• **WRITTEN REQUEST**: Exactly reproduce each entry, leaving out nothing.

Start INFORMATION SHOWN

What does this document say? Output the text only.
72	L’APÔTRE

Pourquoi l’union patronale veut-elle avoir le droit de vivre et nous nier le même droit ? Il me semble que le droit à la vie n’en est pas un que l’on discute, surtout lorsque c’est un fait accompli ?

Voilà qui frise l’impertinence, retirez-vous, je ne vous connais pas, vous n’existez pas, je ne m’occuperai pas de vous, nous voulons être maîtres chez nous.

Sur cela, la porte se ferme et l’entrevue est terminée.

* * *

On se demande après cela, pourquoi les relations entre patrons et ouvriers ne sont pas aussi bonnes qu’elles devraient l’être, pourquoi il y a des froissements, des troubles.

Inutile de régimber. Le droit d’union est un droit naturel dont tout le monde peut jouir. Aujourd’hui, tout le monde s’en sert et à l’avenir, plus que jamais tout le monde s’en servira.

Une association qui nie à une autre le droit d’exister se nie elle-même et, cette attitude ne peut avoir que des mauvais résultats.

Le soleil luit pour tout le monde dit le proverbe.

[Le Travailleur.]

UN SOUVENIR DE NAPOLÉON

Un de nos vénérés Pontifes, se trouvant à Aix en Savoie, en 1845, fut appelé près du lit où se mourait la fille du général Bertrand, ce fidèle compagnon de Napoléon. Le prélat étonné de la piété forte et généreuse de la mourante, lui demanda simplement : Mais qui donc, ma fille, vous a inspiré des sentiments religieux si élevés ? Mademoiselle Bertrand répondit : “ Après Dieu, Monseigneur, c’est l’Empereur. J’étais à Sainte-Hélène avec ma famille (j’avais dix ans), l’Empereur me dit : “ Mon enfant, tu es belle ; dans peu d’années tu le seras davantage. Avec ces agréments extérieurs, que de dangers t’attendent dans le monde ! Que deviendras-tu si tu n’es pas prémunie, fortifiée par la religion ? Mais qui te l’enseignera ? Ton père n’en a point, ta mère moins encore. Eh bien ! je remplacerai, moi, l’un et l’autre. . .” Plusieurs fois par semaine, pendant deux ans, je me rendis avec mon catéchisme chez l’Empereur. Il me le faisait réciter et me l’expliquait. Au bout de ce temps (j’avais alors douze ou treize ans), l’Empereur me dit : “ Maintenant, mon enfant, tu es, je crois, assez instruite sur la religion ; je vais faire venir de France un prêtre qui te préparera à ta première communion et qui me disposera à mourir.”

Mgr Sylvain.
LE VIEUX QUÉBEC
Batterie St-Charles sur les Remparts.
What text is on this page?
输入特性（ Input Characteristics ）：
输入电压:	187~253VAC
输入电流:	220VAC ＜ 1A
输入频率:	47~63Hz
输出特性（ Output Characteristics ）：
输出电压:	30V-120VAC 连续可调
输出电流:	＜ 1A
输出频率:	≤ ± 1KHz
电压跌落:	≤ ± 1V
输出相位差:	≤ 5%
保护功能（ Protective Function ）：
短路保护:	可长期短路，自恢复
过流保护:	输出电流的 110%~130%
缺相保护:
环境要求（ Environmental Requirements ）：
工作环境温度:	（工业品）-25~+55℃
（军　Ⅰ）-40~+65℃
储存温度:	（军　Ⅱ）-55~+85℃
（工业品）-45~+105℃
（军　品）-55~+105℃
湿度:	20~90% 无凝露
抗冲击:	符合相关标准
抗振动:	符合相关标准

End INFORMATION SHOWN

• **WRITTEN RESPONSE**:
What does this document say? Output the text only.
72	L’APÔTRE

Pourquoi l’union patronale veut-elle avoir le droit de vivre et nous nier le même droit ? Il me semble que le droit à la vie n’en est pas un que l’on discute, surtout lorsque c’est un fait accompli ?

Voilà qui frise l’impertinence, retirez-vous, je ne vous connais pas, vous n’existez pas, je ne m’occuperai pas de vous, nous voulons être maîtres chez nous.

Sur cela, la porte se ferme et l’entrevue est terminée.

* * *

On se demande après cela, pourquoi les relations entre patrons et ouvriers ne sont pas aussi bonnes qu’elles devraient l’être, pourquoi il y a des froissements, des troubles.

Inutile de régimber. Le droit d’union est un droit naturel dont tout le monde peut jouir. Aujourd’hui, tout le monde s’en sert et à l’avenir, plus que jamais tout le monde s’en servira.

Une association qui nie à une autre le droit d’exister se nie elle-même et, cette attitude ne peut avoir que des mauvais résultats.

Le soleil luit pour tout le monde dit le proverbe.

[Le Travailleur.]

UN SOUVENIR DE NAPOLÉON

Un de nos vénérés Pontifes, se trouvant à Aix en Savoie, en 1845, fut appelé près du lit où se mourait la fille du général Bertrand, ce fidèle compagnon de Napoléon. Le prélat étonné de la piété forte et généreuse de la mourante, lui demanda simplement : Mais qui donc, ma fille, vous a inspiré des sentiments religieux si élevés ? Mademoiselle Bertrand répondit : “ Après Dieu, Monseigneur, c’est l’Empereur. J’étais à Sainte-Hélène avec ma famille (j’avais dix ans), l’Empereur me dit : “ Mon enfant, tu es belle ; dans peu d’années tu le seras davantage. Avec ces agréments extérieurs, que de dangers t’attendent dans le monde ! Que deviendras-tu si tu n’es pas prémunie, fortifiée par la religion ? Mais qui te l’enseignera ? Ton père n’en a point, ta mère moins encore. Eh bien ! je remplacerai, moi, l’un et l’autre. . .” Plusieurs fois par semaine, pendant deux ans, je me rendis avec mon catéchisme chez l’Empereur. Il me le faisait réciter et me l’expliquait. Au bout de ce temps (j’avais alors douze ou treize ans), l’Empereur me dit : “ Maintenant, mon enfant, tu es, je crois, assez instruite sur la religion ; je vais faire venir de France un prêtre qui te préparera à ta première communion et qui me disposera à mourir.”

Mgr Sylvain.
LE VIEUX QUÉBEC
Batterie St-Charles sur les Remparts.
What text is on this page?
输入特性（ Input Characteristics ）：
输入电压:	187~253VAC
输入电流:	220VAC ＜ 1A
输入频率:	47~63Hz
输出特性（ Output Characteristics ）：
输出电压:	30V-120VAC 连续可调
输出电流:	＜ 1A
输出频率:	≤ ± 1KHz
电压跌落:	≤ ± 1V
输出相位差:	≤ 5%
保护功能（ Protective Function ）：
短路保护:	可长期短路，自恢复
过流保护:	输出电流的 110%~130%
缺相保护:
环境要求（ Environmental Requirements ）：
工作环境温度:	（工业品）-25~+55℃
（军　Ⅰ）-40~+65℃
储存温度:	（军　Ⅱ）-55~+85℃
（工业品）-45~+105℃
（军　品）-55~+105℃
湿度:	20~90% 无凝露
抗冲击:	符合相关标准
抗振动:	符合相关标准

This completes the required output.